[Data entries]
════════

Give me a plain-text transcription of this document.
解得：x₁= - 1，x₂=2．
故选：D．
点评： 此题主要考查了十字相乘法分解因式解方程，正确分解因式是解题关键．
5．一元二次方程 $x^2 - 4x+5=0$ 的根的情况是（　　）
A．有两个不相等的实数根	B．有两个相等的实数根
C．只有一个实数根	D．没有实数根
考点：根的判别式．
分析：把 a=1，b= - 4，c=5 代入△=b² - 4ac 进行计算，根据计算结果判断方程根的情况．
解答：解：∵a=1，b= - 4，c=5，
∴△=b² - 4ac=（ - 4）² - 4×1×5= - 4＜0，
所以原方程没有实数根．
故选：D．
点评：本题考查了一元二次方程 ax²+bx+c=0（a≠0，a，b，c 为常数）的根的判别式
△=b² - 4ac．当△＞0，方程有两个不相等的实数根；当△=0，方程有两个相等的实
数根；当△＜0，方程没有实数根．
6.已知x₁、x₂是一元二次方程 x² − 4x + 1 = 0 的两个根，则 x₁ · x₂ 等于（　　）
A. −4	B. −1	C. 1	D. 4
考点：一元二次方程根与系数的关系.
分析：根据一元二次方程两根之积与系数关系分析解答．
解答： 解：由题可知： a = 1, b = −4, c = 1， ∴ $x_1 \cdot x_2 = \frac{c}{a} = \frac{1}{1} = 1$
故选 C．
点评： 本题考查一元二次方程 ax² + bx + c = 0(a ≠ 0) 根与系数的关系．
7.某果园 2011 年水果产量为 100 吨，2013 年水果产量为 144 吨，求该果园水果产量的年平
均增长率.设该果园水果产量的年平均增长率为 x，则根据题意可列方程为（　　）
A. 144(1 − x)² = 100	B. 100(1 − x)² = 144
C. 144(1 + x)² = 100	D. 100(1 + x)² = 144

════════

▶ **Task instructions**: Print all of the data exactly as it was given.

▶ **Full output**:
Give me a plain-text transcription of this document.
解得：x₁= - 1，x₂=2．
故选：D．
点评： 此题主要考查了十字相乘法分解因式解方程，正确分解因式是解题关键．
5．一元二次方程 $x^2 - 4x+5=0$ 的根的情况是（　　）
A．有两个不相等的实数根	B．有两个相等的实数根
C．只有一个实数根	D．没有实数根
考点：根的判别式．
分析：把 a=1，b= - 4，c=5 代入△=b² - 4ac 进行计算，根据计算结果判断方程根的情况．
解答：解：∵a=1，b= - 4，c=5，
∴△=b² - 4ac=（ - 4）² - 4×1×5= - 4＜0，
所以原方程没有实数根．
故选：D．
点评：本题考查了一元二次方程 ax²+bx+c=0（a≠0，a，b，c 为常数）的根的判别式
△=b² - 4ac．当△＞0，方程有两个不相等的实数根；当△=0，方程有两个相等的实
数根；当△＜0，方程没有实数根．
6.已知x₁、x₂是一元二次方程 x² − 4x + 1 = 0 的两个根，则 x₁ · x₂ 等于（　　）
A. −4	B. −1	C. 1	D. 4
考点：一元二次方程根与系数的关系.
分析：根据一元二次方程两根之积与系数关系分析解答．
解答： 解：由题可知： a = 1, b = −4, c = 1， ∴ $x_1 \cdot x_2 = \frac{c}{a} = \frac{1}{1} = 1$
故选 C．
点评： 本题考查一元二次方程 ax² + bx + c = 0(a ≠ 0) 根与系数的关系．
7.某果园 2011 年水果产量为 100 吨，2013 年水果产量为 144 吨，求该果园水果产量的年平
均增长率.设该果园水果产量的年平均增长率为 x，则根据题意可列方程为（　　）
A. 144(1 − x)² = 100	B. 100(1 − x)² = 144
C. 144(1 + x)² = 100	D. 100(1 + x)² = 144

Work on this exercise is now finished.